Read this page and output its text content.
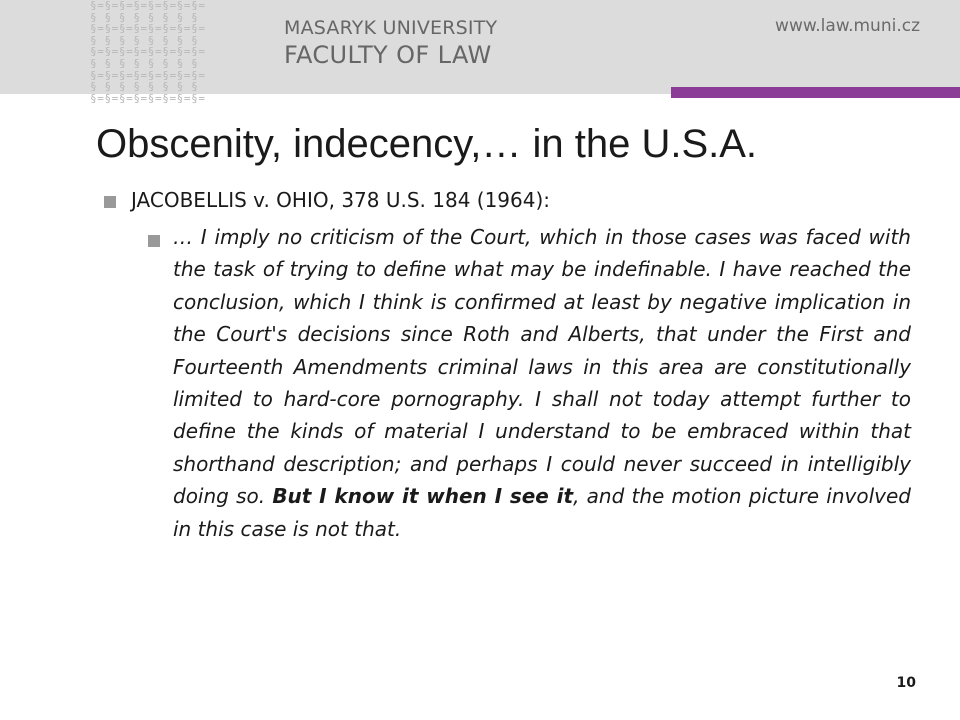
§=§=§=§=§=§=§=§=
§ § § § § § § §
§=§=§=§=§=§=§=§=
§ § § § § § § §
§=§=§=§=§=§=§=§=
§ § § § § § § §
§=§=§=§=§=§=§=§=
§ § § § § § § §
§=§=§=§=§=§=§=§=
MASARYK UNIVERSITY
FACULTY OF LAW
www.law.muni.cz
Obscenity, indecency,… in the U.S.A.
JACOBELLIS v. OHIO, 378 U.S. 184 (1964):
… I imply no criticism of the Court, which in those cases was faced with the task of trying to define what may be indefinable. I have reached the conclusion, which I think is confirmed at least by negative implication in the Court's decisions since Roth and Alberts, that under the First and Fourteenth Amendments criminal laws in this area are constitutionally limited to hard-core pornography. I shall not today attempt further to define the kinds of material I understand to be embraced within that shorthand description; and perhaps I could never succeed in intelligibly doing so. But I know it when I see it, and the motion picture involved in this case is not that.
10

====

WHAT YOU HAVE TO DO: Pull every line containing "this" out of the records.

REPLY:
Read this page and output its text content.
… I imply no criticism of the Court, which in those cases was faced with the task of trying to define what may be indefinable. I have reached the conclusion, which I think is confirmed at least by negative implication in the Court's decisions since Roth and Alberts, that under the First and Fourteenth Amendments criminal laws in this area are constitutionally limited to hard-core pornography. I shall not today attempt further to define the kinds of material I understand to be embraced within that shorthand description; and perhaps I could never succeed in intelligibly doing so. But I know it when I see it, and the motion picture involved in this case is not that.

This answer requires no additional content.